**To be done**
Every record must be written out once more, with nothing added or omitted.

**Material to process**
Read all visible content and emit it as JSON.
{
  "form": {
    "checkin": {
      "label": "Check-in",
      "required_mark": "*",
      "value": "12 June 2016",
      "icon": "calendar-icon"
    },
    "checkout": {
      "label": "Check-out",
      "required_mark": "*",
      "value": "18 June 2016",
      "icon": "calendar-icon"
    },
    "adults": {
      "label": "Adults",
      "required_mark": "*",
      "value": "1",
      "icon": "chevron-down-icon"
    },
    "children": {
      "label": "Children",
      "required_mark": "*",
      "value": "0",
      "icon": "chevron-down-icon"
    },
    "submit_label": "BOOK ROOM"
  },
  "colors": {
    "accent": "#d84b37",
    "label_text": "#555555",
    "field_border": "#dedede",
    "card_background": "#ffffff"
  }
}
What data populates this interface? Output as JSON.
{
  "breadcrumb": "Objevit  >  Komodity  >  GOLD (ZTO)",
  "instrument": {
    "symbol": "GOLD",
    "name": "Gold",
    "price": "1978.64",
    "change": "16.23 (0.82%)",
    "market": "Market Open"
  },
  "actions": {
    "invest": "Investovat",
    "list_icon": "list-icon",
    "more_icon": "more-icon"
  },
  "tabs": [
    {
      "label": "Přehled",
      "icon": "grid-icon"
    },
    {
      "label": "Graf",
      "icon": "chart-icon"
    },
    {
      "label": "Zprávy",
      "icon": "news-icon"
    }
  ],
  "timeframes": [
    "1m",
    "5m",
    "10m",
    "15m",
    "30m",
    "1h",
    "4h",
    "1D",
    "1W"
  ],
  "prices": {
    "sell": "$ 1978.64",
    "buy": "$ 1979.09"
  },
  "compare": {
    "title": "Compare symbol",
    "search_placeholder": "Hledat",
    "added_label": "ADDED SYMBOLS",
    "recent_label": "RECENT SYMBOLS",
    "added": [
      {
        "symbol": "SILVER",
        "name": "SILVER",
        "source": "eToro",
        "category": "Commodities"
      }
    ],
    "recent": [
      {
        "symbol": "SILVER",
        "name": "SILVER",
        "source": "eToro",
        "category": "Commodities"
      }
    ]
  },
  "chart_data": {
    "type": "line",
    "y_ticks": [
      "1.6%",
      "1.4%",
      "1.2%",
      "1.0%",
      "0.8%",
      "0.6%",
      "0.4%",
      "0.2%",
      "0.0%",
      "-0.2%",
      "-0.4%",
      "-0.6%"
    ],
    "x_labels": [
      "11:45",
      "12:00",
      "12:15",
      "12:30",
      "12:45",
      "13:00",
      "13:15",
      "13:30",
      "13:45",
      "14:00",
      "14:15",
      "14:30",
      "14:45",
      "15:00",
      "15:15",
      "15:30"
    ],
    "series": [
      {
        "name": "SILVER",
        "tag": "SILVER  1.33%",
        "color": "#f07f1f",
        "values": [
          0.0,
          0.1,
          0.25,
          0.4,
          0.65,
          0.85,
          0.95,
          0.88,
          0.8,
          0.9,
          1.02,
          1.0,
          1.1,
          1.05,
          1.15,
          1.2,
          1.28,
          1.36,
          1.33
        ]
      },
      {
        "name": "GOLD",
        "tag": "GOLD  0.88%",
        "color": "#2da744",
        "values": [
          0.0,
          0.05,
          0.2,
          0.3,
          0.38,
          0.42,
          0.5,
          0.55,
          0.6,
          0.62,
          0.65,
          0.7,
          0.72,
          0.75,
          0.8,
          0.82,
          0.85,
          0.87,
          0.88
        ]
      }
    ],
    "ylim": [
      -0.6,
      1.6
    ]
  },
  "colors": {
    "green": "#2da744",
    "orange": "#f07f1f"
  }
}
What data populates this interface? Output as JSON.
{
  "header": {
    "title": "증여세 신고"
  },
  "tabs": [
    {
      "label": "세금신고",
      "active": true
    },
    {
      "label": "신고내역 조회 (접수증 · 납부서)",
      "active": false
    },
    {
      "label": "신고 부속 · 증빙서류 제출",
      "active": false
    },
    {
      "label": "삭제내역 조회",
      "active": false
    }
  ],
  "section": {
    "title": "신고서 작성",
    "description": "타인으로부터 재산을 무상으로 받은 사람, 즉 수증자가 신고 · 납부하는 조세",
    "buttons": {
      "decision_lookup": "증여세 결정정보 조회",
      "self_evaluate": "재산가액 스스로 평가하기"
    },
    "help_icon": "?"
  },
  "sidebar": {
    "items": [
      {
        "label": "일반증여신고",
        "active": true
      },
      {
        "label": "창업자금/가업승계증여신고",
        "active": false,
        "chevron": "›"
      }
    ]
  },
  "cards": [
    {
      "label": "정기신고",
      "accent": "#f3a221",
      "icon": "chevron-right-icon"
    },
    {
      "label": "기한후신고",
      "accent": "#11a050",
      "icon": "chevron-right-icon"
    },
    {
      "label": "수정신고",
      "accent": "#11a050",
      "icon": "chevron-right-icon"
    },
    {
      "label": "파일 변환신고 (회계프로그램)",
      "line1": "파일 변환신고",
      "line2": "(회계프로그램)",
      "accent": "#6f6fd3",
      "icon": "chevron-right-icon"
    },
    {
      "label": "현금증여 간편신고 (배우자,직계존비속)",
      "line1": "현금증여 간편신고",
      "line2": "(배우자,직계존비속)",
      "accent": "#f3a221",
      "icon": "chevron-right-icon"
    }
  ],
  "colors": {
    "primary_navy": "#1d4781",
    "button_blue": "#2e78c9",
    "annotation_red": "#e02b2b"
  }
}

**Response for this exercise**
Read all visible content and emit it as JSON.
{
  "form": {
    "checkin": {
      "label": "Check-in",
      "required_mark": "*",
      "value": "12 June 2016",
      "icon": "calendar-icon"
    },
    "checkout": {
      "label": "Check-out",
      "required_mark": "*",
      "value": "18 June 2016",
      "icon": "calendar-icon"
    },
    "adults": {
      "label": "Adults",
      "required_mark": "*",
      "value": "1",
      "icon": "chevron-down-icon"
    },
    "children": {
      "label": "Children",
      "required_mark": "*",
      "value": "0",
      "icon": "chevron-down-icon"
    },
    "submit_label": "BOOK ROOM"
  },
  "colors": {
    "accent": "#d84b37",
    "label_text": "#555555",
    "field_border": "#dedede",
    "card_background": "#ffffff"
  }
}
What data populates this interface? Output as JSON.
{
  "breadcrumb": "Objevit  >  Komodity  >  GOLD (ZTO)",
  "instrument": {
    "symbol": "GOLD",
    "name": "Gold",
    "price": "1978.64",
    "change": "16.23 (0.82%)",
    "market": "Market Open"
  },
  "actions": {
    "invest": "Investovat",
    "list_icon": "list-icon",
    "more_icon": "more-icon"
  },
  "tabs": [
    {
      "label": "Přehled",
      "icon": "grid-icon"
    },
    {
      "label": "Graf",
      "icon": "chart-icon"
    },
    {
      "label": "Zprávy",
      "icon": "news-icon"
    }
  ],
  "timeframes": [
    "1m",
    "5m",
    "10m",
    "15m",
    "30m",
    "1h",
    "4h",
    "1D",
    "1W"
  ],
  "prices": {
    "sell": "$ 1978.64",
    "buy": "$ 1979.09"
  },
  "compare": {
    "title": "Compare symbol",
    "search_placeholder": "Hledat",
    "added_label": "ADDED SYMBOLS",
    "recent_label": "RECENT SYMBOLS",
    "added": [
      {
        "symbol": "SILVER",
        "name": "SILVER",
        "source": "eToro",
        "category": "Commodities"
      }
    ],
    "recent": [
      {
        "symbol": "SILVER",
        "name": "SILVER",
        "source": "eToro",
        "category": "Commodities"
      }
    ]
  },
  "chart_data": {
    "type": "line",
    "y_ticks": [
      "1.6%",
      "1.4%",
      "1.2%",
      "1.0%",
      "0.8%",
      "0.6%",
      "0.4%",
      "0.2%",
      "0.0%",
      "-0.2%",
      "-0.4%",
      "-0.6%"
    ],
    "x_labels": [
      "11:45",
      "12:00",
      "12:15",
      "12:30",
      "12:45",
      "13:00",
      "13:15",
      "13:30",
      "13:45",
      "14:00",
      "14:15",
      "14:30",
      "14:45",
      "15:00",
      "15:15",
      "15:30"
    ],
    "series": [
      {
        "name": "SILVER",
        "tag": "SILVER  1.33%",
        "color": "#f07f1f",
        "values": [
          0.0,
          0.1,
          0.25,
          0.4,
          0.65,
          0.85,
          0.95,
          0.88,
          0.8,
          0.9,
          1.02,
          1.0,
          1.1,
          1.05,
          1.15,
          1.2,
          1.28,
          1.36,
          1.33
        ]
      },
      {
        "name": "GOLD",
        "tag": "GOLD  0.88%",
        "color": "#2da744",
        "values": [
          0.0,
          0.05,
          0.2,
          0.3,
          0.38,
          0.42,
          0.5,
          0.55,
          0.6,
          0.62,
          0.65,
          0.7,
          0.72,
          0.75,
          0.8,
          0.82,
          0.85,
          0.87,
          0.88
        ]
      }
    ],
    "ylim": [
      -0.6,
      1.6
    ]
  },
  "colors": {
    "green": "#2da744",
    "orange": "#f07f1f"
  }
}
What data populates this interface? Output as JSON.
{
  "header": {
    "title": "증여세 신고"
  },
  "tabs": [
    {
      "label": "세금신고",
      "active": true
    },
    {
      "label": "신고내역 조회 (접수증 · 납부서)",
      "active": false
    },
    {
      "label": "신고 부속 · 증빙서류 제출",
      "active": false
    },
    {
      "label": "삭제내역 조회",
      "active": false
    }
  ],
  "section": {
    "title": "신고서 작성",
    "description": "타인으로부터 재산을 무상으로 받은 사람, 즉 수증자가 신고 · 납부하는 조세",
    "buttons": {
      "decision_lookup": "증여세 결정정보 조회",
      "self_evaluate": "재산가액 스스로 평가하기"
    },
    "help_icon": "?"
  },
  "sidebar": {
    "items": [
      {
        "label": "일반증여신고",
        "active": true
      },
      {
        "label": "창업자금/가업승계증여신고",
        "active": false,
        "chevron": "›"
      }
    ]
  },
  "cards": [
    {
      "label": "정기신고",
      "accent": "#f3a221",
      "icon": "chevron-right-icon"
    },
    {
      "label": "기한후신고",
      "accent": "#11a050",
      "icon": "chevron-right-icon"
    },
    {
      "label": "수정신고",
      "accent": "#11a050",
      "icon": "chevron-right-icon"
    },
    {
      "label": "파일 변환신고 (회계프로그램)",
      "line1": "파일 변환신고",
      "line2": "(회계프로그램)",
      "accent": "#6f6fd3",
      "icon": "chevron-right-icon"
    },
    {
      "label": "현금증여 간편신고 (배우자,직계존비속)",
      "line1": "현금증여 간편신고",
      "line2": "(배우자,직계존비속)",
      "accent": "#f3a221",
      "icon": "chevron-right-icon"
    }
  ],
  "colors": {
    "primary_navy": "#1d4781",
    "button_blue": "#2e78c9",
    "annotation_red": "#e02b2b"
  }
}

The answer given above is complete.